### Task instructions
Don't copy the pictures; return every other part of the records exactly.
·····
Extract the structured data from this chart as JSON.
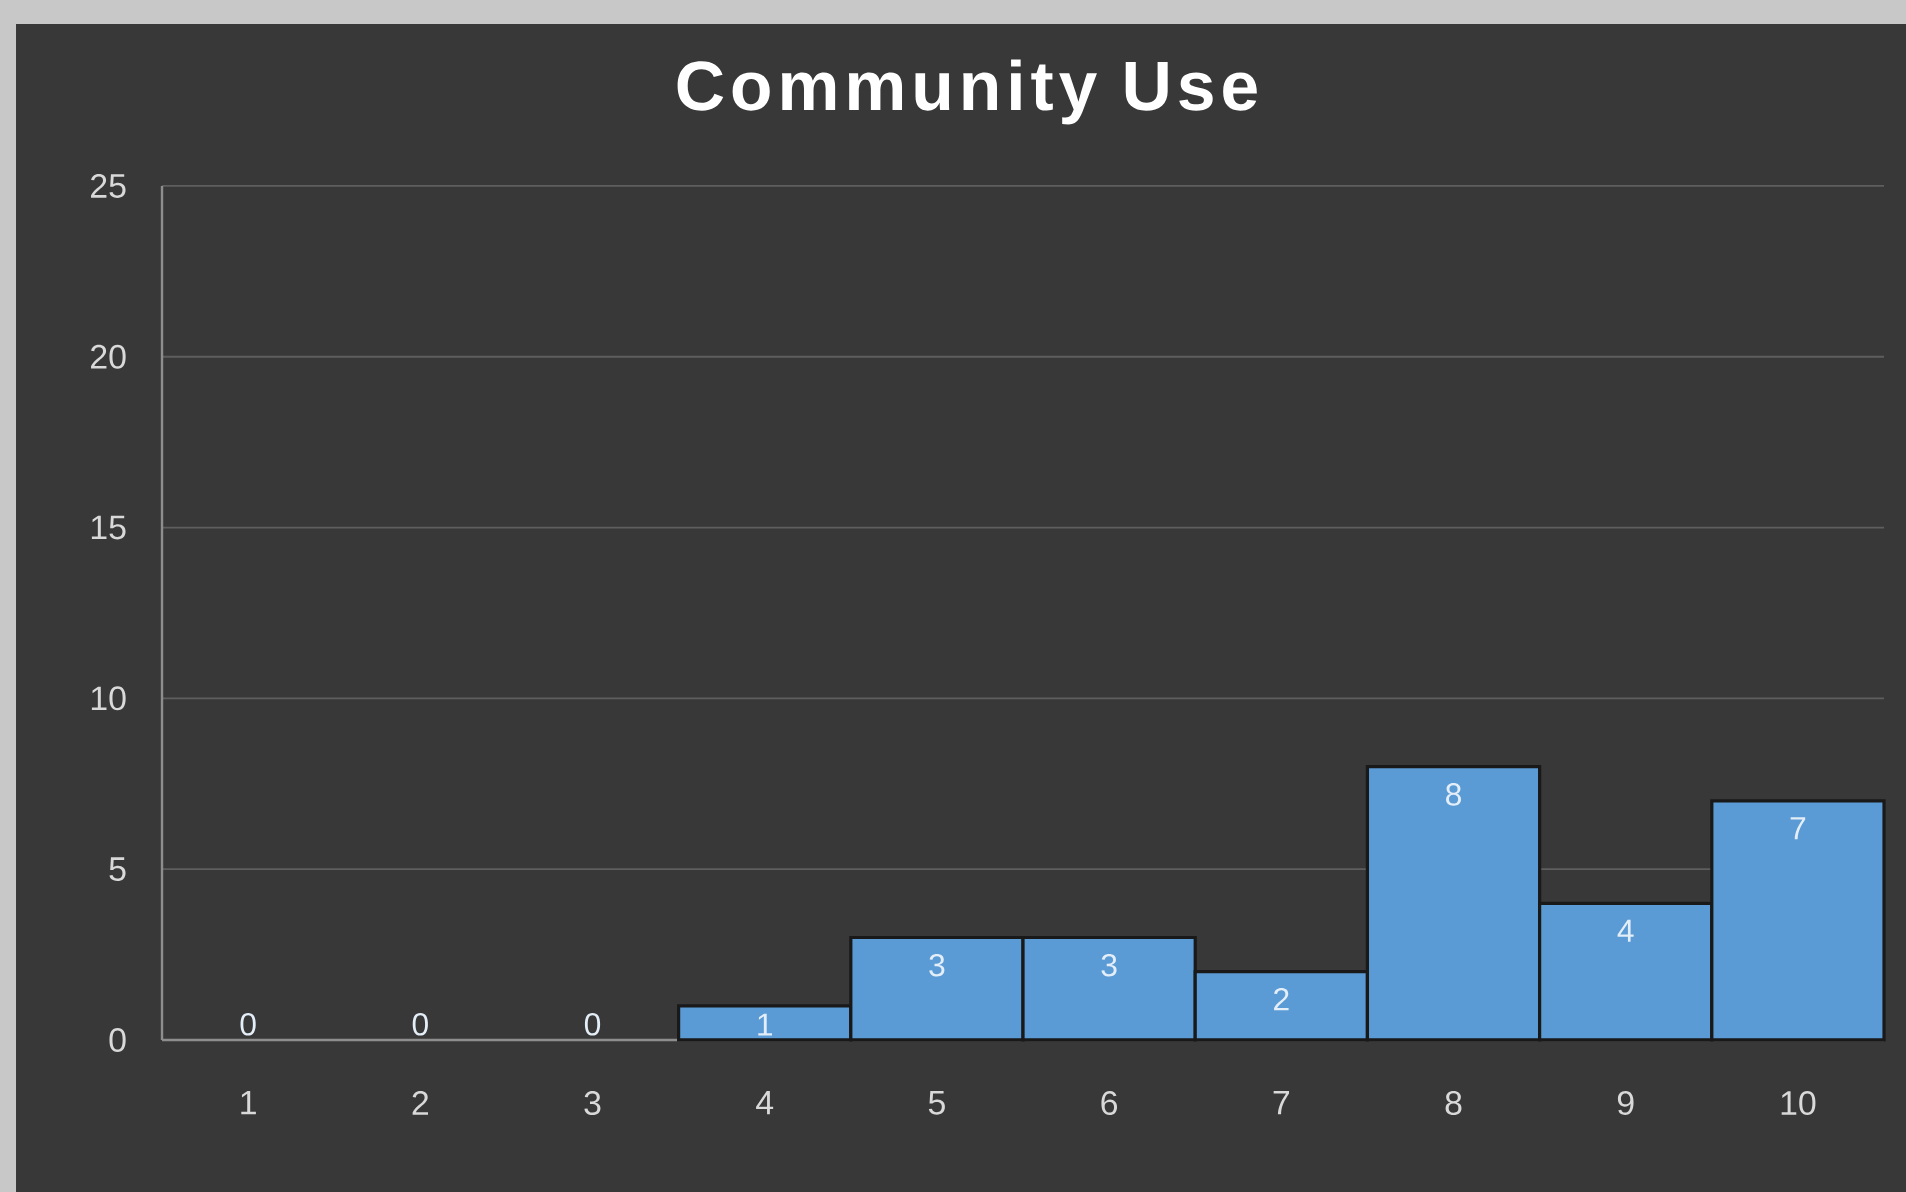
{
  "chart_data": {
    "type": "bar",
    "title": "Community Use",
    "categories": [
      "1",
      "2",
      "3",
      "4",
      "5",
      "6",
      "7",
      "8",
      "9",
      "10"
    ],
    "values": [
      0,
      0,
      0,
      1,
      3,
      3,
      2,
      8,
      4,
      7
    ],
    "color": "#5b9bd5",
    "ylim": [
      0,
      25
    ],
    "yticks": [
      0,
      5,
      10,
      15,
      20,
      25
    ],
    "grid": "y",
    "data_labels": true
  }
}
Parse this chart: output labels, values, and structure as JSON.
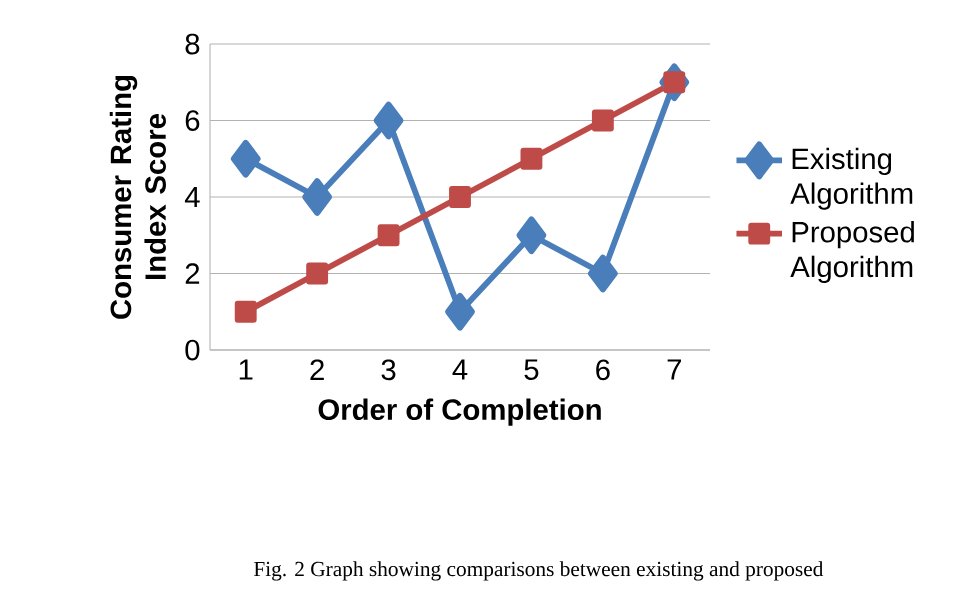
{
  "chart_data": {
    "type": "line",
    "xlabel": "Order of Completion",
    "ylabel": "Consumer Rating Index Score",
    "categories": [
      "1",
      "2",
      "3",
      "4",
      "5",
      "6",
      "7"
    ],
    "series": [
      {
        "name": "Existing Algorithm",
        "color": "#4a7ebb",
        "marker": "diamond",
        "values": [
          5,
          4,
          6,
          1,
          3,
          2,
          7
        ]
      },
      {
        "name": "Proposed Algorithm",
        "color": "#be4b48",
        "marker": "square",
        "values": [
          1,
          2,
          3,
          4,
          5,
          6,
          7
        ]
      }
    ],
    "ylim": [
      0,
      8
    ],
    "yticks": [
      0,
      2,
      4,
      6,
      8
    ],
    "grid": "y",
    "legend": "right",
    "annotations": [
      "Fig. 2 Graph showing comparisons between existing and proposed"
    ]
  }
}
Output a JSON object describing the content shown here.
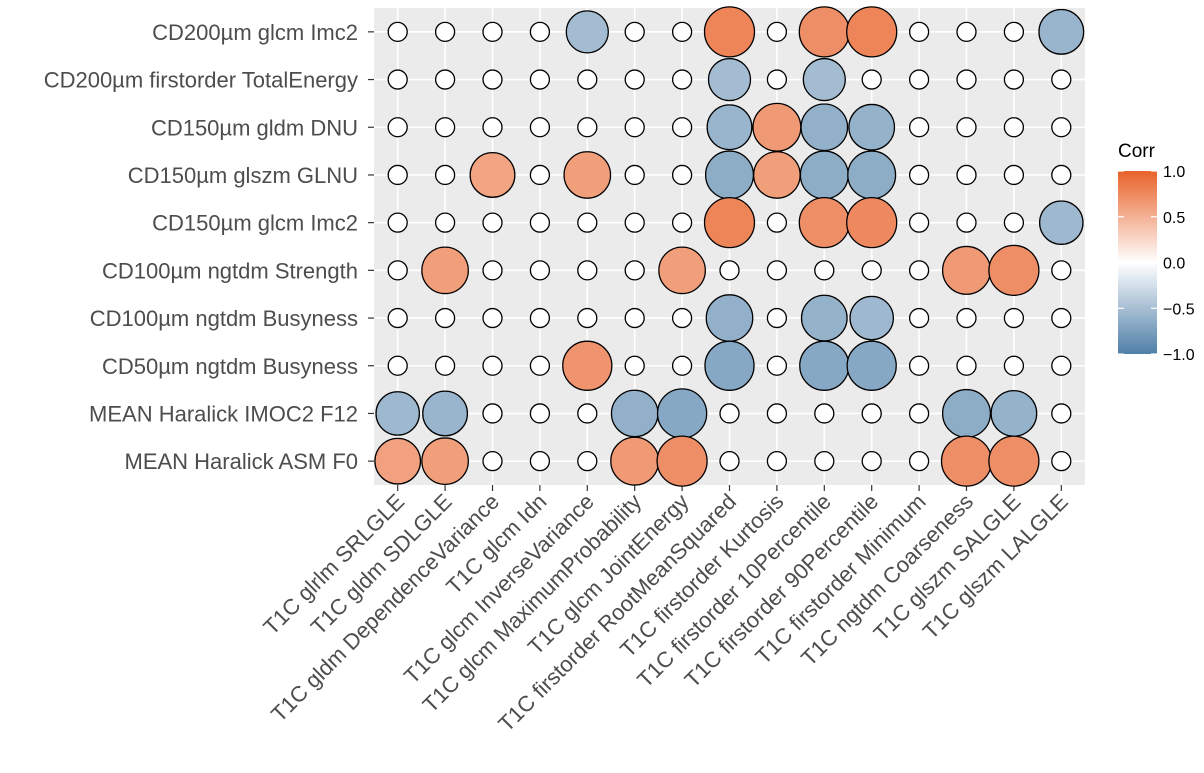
{
  "chart_data": {
    "type": "correlation-bubble",
    "legend": {
      "title": "Corr",
      "ticks": [
        "1.0",
        "0.5",
        "0.0",
        "−0.5",
        "−1.0"
      ],
      "tick_values": [
        1.0,
        0.5,
        0.0,
        -0.5,
        -1.0
      ],
      "placement": "right",
      "colors": {
        "low": "#4f7fa8",
        "mid": "#ffffff",
        "high": "#e8622a"
      }
    },
    "y_categories": [
      "CD200µm glcm Imc2",
      "CD200µm firstorder TotalEnergy",
      "CD150µm gldm DNU",
      "CD150µm glszm GLNU",
      "CD150µm glcm Imc2",
      "CD100µm ngtdm Strength",
      "CD100µm ngtdm Busyness",
      "CD50µm ngtdm Busyness",
      "MEAN Haralick IMOC2 F12",
      "MEAN Haralick ASM F0"
    ],
    "x_categories": [
      "T1C glrlm SRLGLE",
      "T1C gldm SDLGLE",
      "T1C gldm DependenceVariance",
      "T1C glcm Idn",
      "T1C glcm InverseVariance",
      "T1C glcm MaximumProbability",
      "T1C glcm JointEnergy",
      "T1C firstorder RootMeanSquared",
      "T1C firstorder Kurtosis",
      "T1C firstorder 10Percentile",
      "T1C firstorder 90Percentile",
      "T1C firstorder Minimum",
      "T1C ngtdm Coarseness",
      "T1C glszm SALGLE",
      "T1C glszm LALGLE"
    ],
    "values": [
      [
        0,
        0,
        0,
        0,
        -0.52,
        0,
        0,
        0.78,
        0,
        0.72,
        0.78,
        0,
        0,
        0,
        -0.58
      ],
      [
        0,
        0,
        0,
        0,
        0,
        0,
        0,
        -0.52,
        0,
        -0.52,
        0,
        0,
        0,
        0,
        0
      ],
      [
        0,
        0,
        0,
        0,
        0,
        0,
        0,
        -0.58,
        0.65,
        -0.62,
        -0.6,
        0,
        0,
        0,
        0
      ],
      [
        0,
        0,
        0.58,
        0,
        0.62,
        0,
        0,
        -0.65,
        0.62,
        -0.65,
        -0.65,
        0,
        0,
        0,
        0
      ],
      [
        0,
        0,
        0,
        0,
        0,
        0,
        0,
        0.78,
        0,
        0.72,
        0.75,
        0,
        0,
        0,
        -0.55
      ],
      [
        0,
        0.62,
        0,
        0,
        0,
        0,
        0.62,
        0,
        0,
        0,
        0,
        0,
        0.65,
        0.72,
        0
      ],
      [
        0,
        0,
        0,
        0,
        0,
        0,
        0,
        -0.62,
        0,
        -0.6,
        -0.55,
        0,
        0,
        0,
        0
      ],
      [
        0,
        0,
        0,
        0,
        0.68,
        0,
        0,
        -0.68,
        0,
        -0.68,
        -0.68,
        0,
        0,
        0,
        0
      ],
      [
        -0.55,
        -0.58,
        0,
        0,
        0,
        -0.62,
        -0.68,
        0,
        0,
        0,
        0,
        0,
        -0.65,
        -0.6,
        0
      ],
      [
        0.6,
        0.62,
        0,
        0,
        0,
        0.65,
        0.72,
        0,
        0,
        0,
        0,
        0,
        0.72,
        0.72,
        0
      ]
    ],
    "grid": true
  }
}
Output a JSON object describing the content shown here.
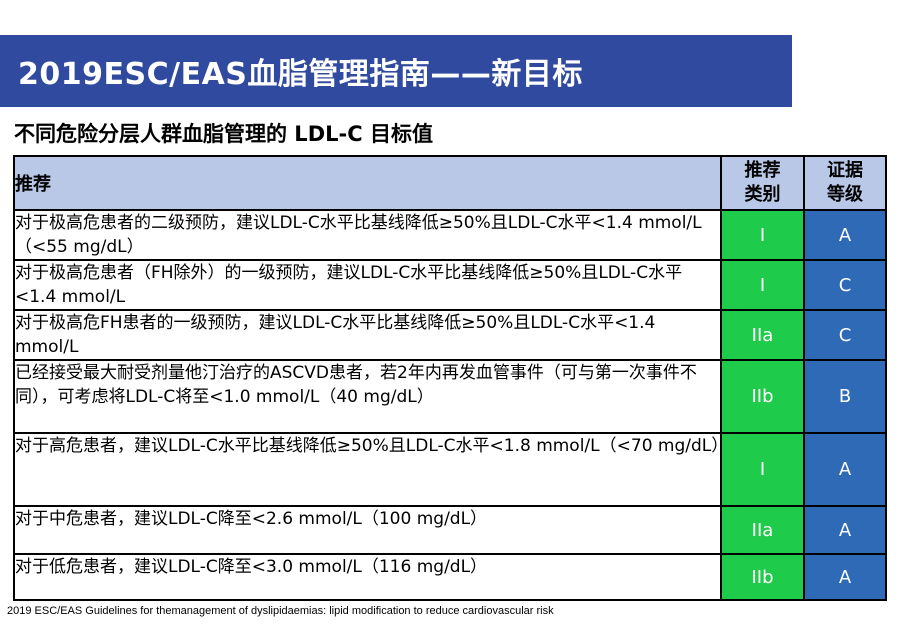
·····
### The result
Extract the structured data from this chart as JSON.
{
  "chart_data": {
    "type": "bar",
    "title": "Community Use",
    "categories": [
      "1",
      "2",
      "3",
      "4",
      "5",
      "6",
      "7",
      "8",
      "9",
      "10"
    ],
    "values": [
      0,
      0,
      0,
      1,
      3,
      3,
      2,
      8,
      4,
      7
    ],
    "color": "#5b9bd5",
    "ylim": [
      0,
      25
    ],
    "yticks": [
      0,
      5,
      10,
      15,
      20,
      25
    ],
    "grid": "y",
    "data_labels": true
  }
}
Parse this chart: output labels, values, and structure as JSON.
{
  "chart_data": {
    "type": "line",
    "xlabel": "Order of Completion",
    "ylabel": "Consumer Rating Index Score",
    "categories": [
      "1",
      "2",
      "3",
      "4",
      "5",
      "6",
      "7"
    ],
    "series": [
      {
        "name": "Existing Algorithm",
        "color": "#4a7ebb",
        "marker": "diamond",
        "values": [
          5,
          4,
          6,
          1,
          3,
          2,
          7
        ]
      },
      {
        "name": "Proposed Algorithm",
        "color": "#be4b48",
        "marker": "square",
        "values": [
          1,
          2,
          3,
          4,
          5,
          6,
          7
        ]
      }
    ],
    "ylim": [
      0,
      8
    ],
    "yticks": [
      0,
      2,
      4,
      6,
      8
    ],
    "grid": "y",
    "legend": "right",
    "annotations": [
      "Fig. 2 Graph showing comparisons between existing and proposed"
    ]
  }
}
Output a JSON object describing the content shown here.
{
  "chart_data": {
    "type": "correlation-bubble",
    "legend": {
      "title": "Corr",
      "ticks": [
        "1.0",
        "0.5",
        "0.0",
        "−0.5",
        "−1.0"
      ],
      "tick_values": [
        1.0,
        0.5,
        0.0,
        -0.5,
        -1.0
      ],
      "placement": "right",
      "colors": {
        "low": "#4f7fa8",
        "mid": "#ffffff",
        "high": "#e8622a"
      }
    },
    "y_categories": [
      "CD200µm glcm Imc2",
      "CD200µm firstorder TotalEnergy",
      "CD150µm gldm DNU",
      "CD150µm glszm GLNU",
      "CD150µm glcm Imc2",
      "CD100µm ngtdm Strength",
      "CD100µm ngtdm Busyness",
      "CD50µm ngtdm Busyness",
      "MEAN Haralick IMOC2 F12",
      "MEAN Haralick ASM F0"
    ],
    "x_categories": [
      "T1C glrlm SRLGLE",
      "T1C gldm SDLGLE",
      "T1C gldm DependenceVariance",
      "T1C glcm Idn",
      "T1C glcm InverseVariance",
      "T1C glcm MaximumProbability",
      "T1C glcm JointEnergy",
      "T1C firstorder RootMeanSquared",
      "T1C firstorder Kurtosis",
      "T1C firstorder 10Percentile",
      "T1C firstorder 90Percentile",
      "T1C firstorder Minimum",
      "T1C ngtdm Coarseness",
      "T1C glszm SALGLE",
      "T1C glszm LALGLE"
    ],
    "values": [
      [
        0,
        0,
        0,
        0,
        -0.52,
        0,
        0,
        0.78,
        0,
        0.72,
        0.78,
        0,
        0,
        0,
        -0.58
      ],
      [
        0,
        0,
        0,
        0,
        0,
        0,
        0,
        -0.52,
        0,
        -0.52,
        0,
        0,
        0,
        0,
        0
      ],
      [
        0,
        0,
        0,
        0,
        0,
        0,
        0,
        -0.58,
        0.65,
        -0.62,
        -0.6,
        0,
        0,
        0,
        0
      ],
      [
        0,
        0,
        0.58,
        0,
        0.62,
        0,
        0,
        -0.65,
        0.62,
        -0.65,
        -0.65,
        0,
        0,
        0,
        0
      ],
      [
        0,
        0,
        0,
        0,
        0,
        0,
        0,
        0.78,
        0,
        0.72,
        0.75,
        0,
        0,
        0,
        -0.55
      ],
      [
        0,
        0.62,
        0,
        0,
        0,
        0,
        0.62,
        0,
        0,
        0,
        0,
        0,
        0.65,
        0.72,
        0
      ],
      [
        0,
        0,
        0,
        0,
        0,
        0,
        0,
        -0.62,
        0,
        -0.6,
        -0.55,
        0,
        0,
        0,
        0
      ],
      [
        0,
        0,
        0,
        0,
        0.68,
        0,
        0,
        -0.68,
        0,
        -0.68,
        -0.68,
        0,
        0,
        0,
        0
      ],
      [
        -0.55,
        -0.58,
        0,
        0,
        0,
        -0.62,
        -0.68,
        0,
        0,
        0,
        0,
        0,
        -0.65,
        -0.6,
        0
      ],
      [
        0.6,
        0.62,
        0,
        0,
        0,
        0.65,
        0.72,
        0,
        0,
        0,
        0,
        0,
        0.72,
        0.72,
        0
      ]
    ],
    "grid": true
  }
}
Output a JSON object describing the content shown here.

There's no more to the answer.